Stored entries
** BEGIN **

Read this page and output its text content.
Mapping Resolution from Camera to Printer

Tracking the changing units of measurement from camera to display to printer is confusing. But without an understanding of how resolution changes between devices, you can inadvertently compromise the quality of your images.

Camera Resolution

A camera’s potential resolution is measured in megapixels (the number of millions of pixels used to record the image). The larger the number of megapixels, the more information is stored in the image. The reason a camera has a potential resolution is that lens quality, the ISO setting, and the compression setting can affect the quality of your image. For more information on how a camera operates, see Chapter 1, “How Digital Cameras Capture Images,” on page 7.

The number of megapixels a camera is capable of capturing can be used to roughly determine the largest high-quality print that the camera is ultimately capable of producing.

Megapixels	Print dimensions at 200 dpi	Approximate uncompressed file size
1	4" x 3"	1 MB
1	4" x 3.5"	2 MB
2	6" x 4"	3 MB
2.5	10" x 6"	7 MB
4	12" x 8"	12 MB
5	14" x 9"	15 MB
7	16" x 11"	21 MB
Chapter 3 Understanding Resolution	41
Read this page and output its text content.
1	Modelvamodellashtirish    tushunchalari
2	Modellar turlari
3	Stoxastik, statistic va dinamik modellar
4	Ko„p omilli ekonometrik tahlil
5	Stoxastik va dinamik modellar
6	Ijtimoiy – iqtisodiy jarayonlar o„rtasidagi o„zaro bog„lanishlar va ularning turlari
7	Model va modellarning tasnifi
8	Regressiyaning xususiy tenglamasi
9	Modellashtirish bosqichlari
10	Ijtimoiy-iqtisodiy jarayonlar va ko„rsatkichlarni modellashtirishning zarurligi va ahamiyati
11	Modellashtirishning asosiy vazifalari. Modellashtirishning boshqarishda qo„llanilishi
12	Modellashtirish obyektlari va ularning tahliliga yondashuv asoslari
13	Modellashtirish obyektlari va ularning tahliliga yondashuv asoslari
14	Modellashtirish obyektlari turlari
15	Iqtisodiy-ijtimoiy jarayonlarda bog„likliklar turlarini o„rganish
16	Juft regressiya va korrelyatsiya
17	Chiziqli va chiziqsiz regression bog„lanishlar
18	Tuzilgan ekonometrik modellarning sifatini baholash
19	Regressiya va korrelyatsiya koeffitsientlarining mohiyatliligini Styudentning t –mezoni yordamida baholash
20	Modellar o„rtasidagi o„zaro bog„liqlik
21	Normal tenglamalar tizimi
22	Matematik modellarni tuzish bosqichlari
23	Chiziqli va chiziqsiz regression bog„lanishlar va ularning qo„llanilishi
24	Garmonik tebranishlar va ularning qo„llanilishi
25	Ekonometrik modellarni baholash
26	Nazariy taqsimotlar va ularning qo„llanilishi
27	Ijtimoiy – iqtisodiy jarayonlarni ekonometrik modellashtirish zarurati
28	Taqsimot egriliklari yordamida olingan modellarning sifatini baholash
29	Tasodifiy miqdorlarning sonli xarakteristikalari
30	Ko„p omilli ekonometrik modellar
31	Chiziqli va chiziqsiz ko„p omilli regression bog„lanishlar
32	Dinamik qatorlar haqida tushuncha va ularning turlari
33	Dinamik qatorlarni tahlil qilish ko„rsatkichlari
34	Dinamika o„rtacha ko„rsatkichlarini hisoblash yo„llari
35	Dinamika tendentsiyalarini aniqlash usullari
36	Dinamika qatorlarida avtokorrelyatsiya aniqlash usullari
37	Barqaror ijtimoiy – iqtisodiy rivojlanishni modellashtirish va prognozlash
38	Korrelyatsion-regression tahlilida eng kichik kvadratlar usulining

** END **

__Work to complete__: Using the entries above, find all lines with "yordamida". Copy them.

__Solution below__:
19	Regressiya va korrelyatsiya koeffitsientlarining mohiyatliligini Styudentning t –mezoni yordamida baholash
28	Taqsimot egriliklari yordamida olingan modellarning sifatini baholash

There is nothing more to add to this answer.